Records.

.....

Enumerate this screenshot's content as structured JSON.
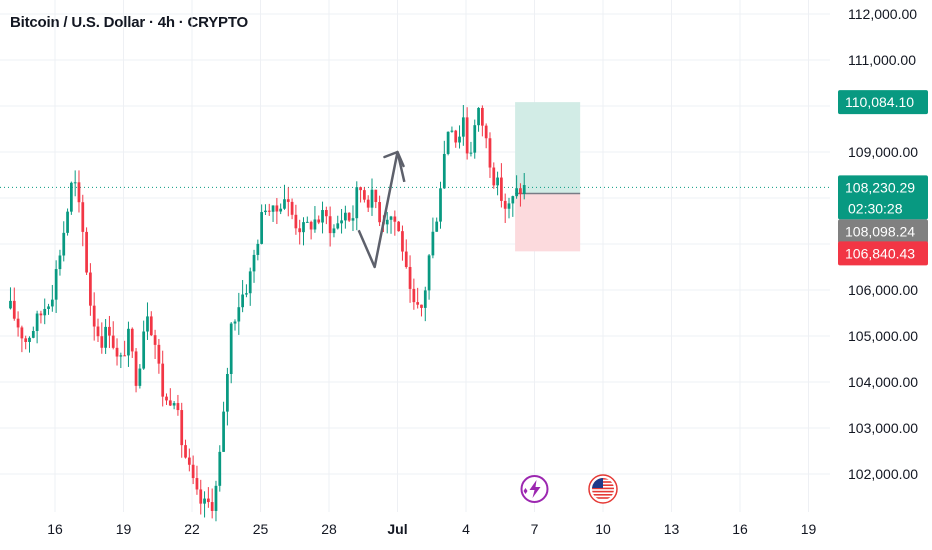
{
  "header": {
    "title": "Bitcoin / U.S. Dollar · 4h · CRYPTO"
  },
  "colors": {
    "up": "#089981",
    "down": "#f23645",
    "gray": "#808080",
    "tp_fill": "#d2ece6",
    "sl_fill": "#fcdadd",
    "current_line": "#089981"
  },
  "chart_data": {
    "type": "candlestick",
    "title": "Bitcoin / U.S. Dollar · 4h · CRYPTO",
    "ylim": [
      101400,
      112000
    ],
    "y_ticks": [
      "112,000.00",
      "111,000.00",
      "110,000.00",
      "109,000.00",
      "108,000.00",
      "107,000.00",
      "106,000.00",
      "105,000.00",
      "104,000.00",
      "103,000.00",
      "102,000.00"
    ],
    "y_tick_values": [
      112000,
      111000,
      110000,
      109000,
      108000,
      107000,
      106000,
      105000,
      104000,
      103000,
      102000
    ],
    "x_ticks": [
      {
        "label": "16",
        "bold": false
      },
      {
        "label": "19",
        "bold": false
      },
      {
        "label": "22",
        "bold": false
      },
      {
        "label": "25",
        "bold": false
      },
      {
        "label": "28",
        "bold": false
      },
      {
        "label": "Jul",
        "bold": true
      },
      {
        "label": "4",
        "bold": false
      },
      {
        "label": "7",
        "bold": false
      },
      {
        "label": "10",
        "bold": false
      },
      {
        "label": "13",
        "bold": false
      },
      {
        "label": "16",
        "bold": false
      },
      {
        "label": "19",
        "bold": false
      }
    ],
    "x_tick_day_index": [
      0,
      3,
      6,
      9,
      12,
      15,
      18,
      21,
      24,
      27,
      30,
      33
    ],
    "x_start_day": -1.95,
    "candle_anchors": [
      [
        -1.95,
        105600
      ],
      [
        -1.3,
        104900
      ],
      [
        -0.7,
        105400
      ],
      [
        -0.1,
        106000
      ],
      [
        0.5,
        107600
      ],
      [
        0.8,
        108500
      ],
      [
        1.2,
        107300
      ],
      [
        1.6,
        105500
      ],
      [
        2.0,
        104900
      ],
      [
        2.4,
        105200
      ],
      [
        2.8,
        104300
      ],
      [
        3.2,
        105000
      ],
      [
        3.6,
        104000
      ],
      [
        4.0,
        105700
      ],
      [
        4.4,
        104800
      ],
      [
        4.8,
        103500
      ],
      [
        5.2,
        103800
      ],
      [
        5.5,
        102800
      ],
      [
        5.8,
        102200
      ],
      [
        6.2,
        101500
      ],
      [
        6.5,
        101300
      ],
      [
        6.9,
        101400
      ],
      [
        7.1,
        101800
      ],
      [
        7.4,
        103300
      ],
      [
        7.7,
        105200
      ],
      [
        8.1,
        105800
      ],
      [
        8.5,
        106200
      ],
      [
        8.9,
        107200
      ],
      [
        9.2,
        107900
      ],
      [
        9.6,
        107600
      ],
      [
        10.0,
        108100
      ],
      [
        10.5,
        107500
      ],
      [
        10.9,
        107300
      ],
      [
        11.3,
        107500
      ],
      [
        11.8,
        107600
      ],
      [
        12.2,
        107300
      ],
      [
        12.7,
        107700
      ],
      [
        13.0,
        107500
      ],
      [
        13.3,
        108300
      ],
      [
        13.6,
        108000
      ],
      [
        14.0,
        108000
      ],
      [
        14.3,
        107500
      ],
      [
        14.6,
        107700
      ],
      [
        14.9,
        107500
      ],
      [
        15.2,
        107000
      ],
      [
        15.5,
        105900
      ],
      [
        15.8,
        105500
      ],
      [
        16.1,
        105600
      ],
      [
        16.4,
        106800
      ],
      [
        16.7,
        107600
      ],
      [
        17.0,
        108800
      ],
      [
        17.3,
        109800
      ],
      [
        17.6,
        109200
      ],
      [
        17.9,
        109800
      ],
      [
        18.1,
        108800
      ],
      [
        18.4,
        109600
      ],
      [
        18.6,
        109900
      ],
      [
        18.9,
        109200
      ],
      [
        19.2,
        108500
      ],
      [
        19.5,
        108100
      ],
      [
        19.8,
        107700
      ],
      [
        20.0,
        107900
      ],
      [
        20.2,
        108100
      ],
      [
        20.4,
        108200
      ],
      [
        20.6,
        108230
      ]
    ],
    "annotations": {
      "pattern_path": [
        [
          13.3,
          107300
        ],
        [
          14.0,
          106500
        ],
        [
          15.0,
          109000
        ],
        [
          15.3,
          108350
        ]
      ],
      "position_tool": {
        "start_day": 20.15,
        "end_day": 23.0,
        "entry": 108098.24,
        "take_profit": 110084.1,
        "stop_loss": 106840.43
      },
      "current_price": 108230.29,
      "countdown": "02:30:28"
    },
    "price_labels": [
      {
        "id": "tp",
        "text": "110,084.10",
        "value": 110084.1,
        "color": "#089981"
      },
      {
        "id": "current",
        "text": "108,230.29",
        "value": 108230.29,
        "color": "#089981",
        "sub": "02:30:28"
      },
      {
        "id": "entry",
        "text": "108,098.24",
        "value": 108098.24,
        "color": "#808080"
      },
      {
        "id": "sl",
        "text": "106,840.43",
        "value": 106840.43,
        "color": "#f23645"
      }
    ],
    "event_icons": [
      {
        "name": "lightning-event-icon",
        "day": 21.0
      },
      {
        "name": "us-flag-event-icon",
        "day": 24.0
      }
    ]
  }
}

.....

Given problem. Copy each line exactly, and leave the pictures out of your copy.

Correct output.
Enumerate this screenshot's content as structured JSON.
{
  "header": {
    "title": "Bitcoin / U.S. Dollar · 4h · CRYPTO"
  },
  "colors": {
    "up": "#089981",
    "down": "#f23645",
    "gray": "#808080",
    "tp_fill": "#d2ece6",
    "sl_fill": "#fcdadd",
    "current_line": "#089981"
  },
  "chart_data": {
    "type": "candlestick",
    "title": "Bitcoin / U.S. Dollar · 4h · CRYPTO",
    "ylim": [
      101400,
      112000
    ],
    "y_ticks": [
      "112,000.00",
      "111,000.00",
      "110,000.00",
      "109,000.00",
      "108,000.00",
      "107,000.00",
      "106,000.00",
      "105,000.00",
      "104,000.00",
      "103,000.00",
      "102,000.00"
    ],
    "y_tick_values": [
      112000,
      111000,
      110000,
      109000,
      108000,
      107000,
      106000,
      105000,
      104000,
      103000,
      102000
    ],
    "x_ticks": [
      {
        "label": "16",
        "bold": false
      },
      {
        "label": "19",
        "bold": false
      },
      {
        "label": "22",
        "bold": false
      },
      {
        "label": "25",
        "bold": false
      },
      {
        "label": "28",
        "bold": false
      },
      {
        "label": "Jul",
        "bold": true
      },
      {
        "label": "4",
        "bold": false
      },
      {
        "label": "7",
        "bold": false
      },
      {
        "label": "10",
        "bold": false
      },
      {
        "label": "13",
        "bold": false
      },
      {
        "label": "16",
        "bold": false
      },
      {
        "label": "19",
        "bold": false
      }
    ],
    "x_tick_day_index": [
      0,
      3,
      6,
      9,
      12,
      15,
      18,
      21,
      24,
      27,
      30,
      33
    ],
    "x_start_day": -1.95,
    "candle_anchors": [
      [
        -1.95,
        105600
      ],
      [
        -1.3,
        104900
      ],
      [
        -0.7,
        105400
      ],
      [
        -0.1,
        106000
      ],
      [
        0.5,
        107600
      ],
      [
        0.8,
        108500
      ],
      [
        1.2,
        107300
      ],
      [
        1.6,
        105500
      ],
      [
        2.0,
        104900
      ],
      [
        2.4,
        105200
      ],
      [
        2.8,
        104300
      ],
      [
        3.2,
        105000
      ],
      [
        3.6,
        104000
      ],
      [
        4.0,
        105700
      ],
      [
        4.4,
        104800
      ],
      [
        4.8,
        103500
      ],
      [
        5.2,
        103800
      ],
      [
        5.5,
        102800
      ],
      [
        5.8,
        102200
      ],
      [
        6.2,
        101500
      ],
      [
        6.5,
        101300
      ],
      [
        6.9,
        101400
      ],
      [
        7.1,
        101800
      ],
      [
        7.4,
        103300
      ],
      [
        7.7,
        105200
      ],
      [
        8.1,
        105800
      ],
      [
        8.5,
        106200
      ],
      [
        8.9,
        107200
      ],
      [
        9.2,
        107900
      ],
      [
        9.6,
        107600
      ],
      [
        10.0,
        108100
      ],
      [
        10.5,
        107500
      ],
      [
        10.9,
        107300
      ],
      [
        11.3,
        107500
      ],
      [
        11.8,
        107600
      ],
      [
        12.2,
        107300
      ],
      [
        12.7,
        107700
      ],
      [
        13.0,
        107500
      ],
      [
        13.3,
        108300
      ],
      [
        13.6,
        108000
      ],
      [
        14.0,
        108000
      ],
      [
        14.3,
        107500
      ],
      [
        14.6,
        107700
      ],
      [
        14.9,
        107500
      ],
      [
        15.2,
        107000
      ],
      [
        15.5,
        105900
      ],
      [
        15.8,
        105500
      ],
      [
        16.1,
        105600
      ],
      [
        16.4,
        106800
      ],
      [
        16.7,
        107600
      ],
      [
        17.0,
        108800
      ],
      [
        17.3,
        109800
      ],
      [
        17.6,
        109200
      ],
      [
        17.9,
        109800
      ],
      [
        18.1,
        108800
      ],
      [
        18.4,
        109600
      ],
      [
        18.6,
        109900
      ],
      [
        18.9,
        109200
      ],
      [
        19.2,
        108500
      ],
      [
        19.5,
        108100
      ],
      [
        19.8,
        107700
      ],
      [
        20.0,
        107900
      ],
      [
        20.2,
        108100
      ],
      [
        20.4,
        108200
      ],
      [
        20.6,
        108230
      ]
    ],
    "annotations": {
      "pattern_path": [
        [
          13.3,
          107300
        ],
        [
          14.0,
          106500
        ],
        [
          15.0,
          109000
        ],
        [
          15.3,
          108350
        ]
      ],
      "position_tool": {
        "start_day": 20.15,
        "end_day": 23.0,
        "entry": 108098.24,
        "take_profit": 110084.1,
        "stop_loss": 106840.43
      },
      "current_price": 108230.29,
      "countdown": "02:30:28"
    },
    "price_labels": [
      {
        "id": "tp",
        "text": "110,084.10",
        "value": 110084.1,
        "color": "#089981"
      },
      {
        "id": "current",
        "text": "108,230.29",
        "value": 108230.29,
        "color": "#089981",
        "sub": "02:30:28"
      },
      {
        "id": "entry",
        "text": "108,098.24",
        "value": 108098.24,
        "color": "#808080"
      },
      {
        "id": "sl",
        "text": "106,840.43",
        "value": 106840.43,
        "color": "#f23645"
      }
    ],
    "event_icons": [
      {
        "name": "lightning-event-icon",
        "day": 21.0
      },
      {
        "name": "us-flag-event-icon",
        "day": 24.0
      }
    ]
  }
}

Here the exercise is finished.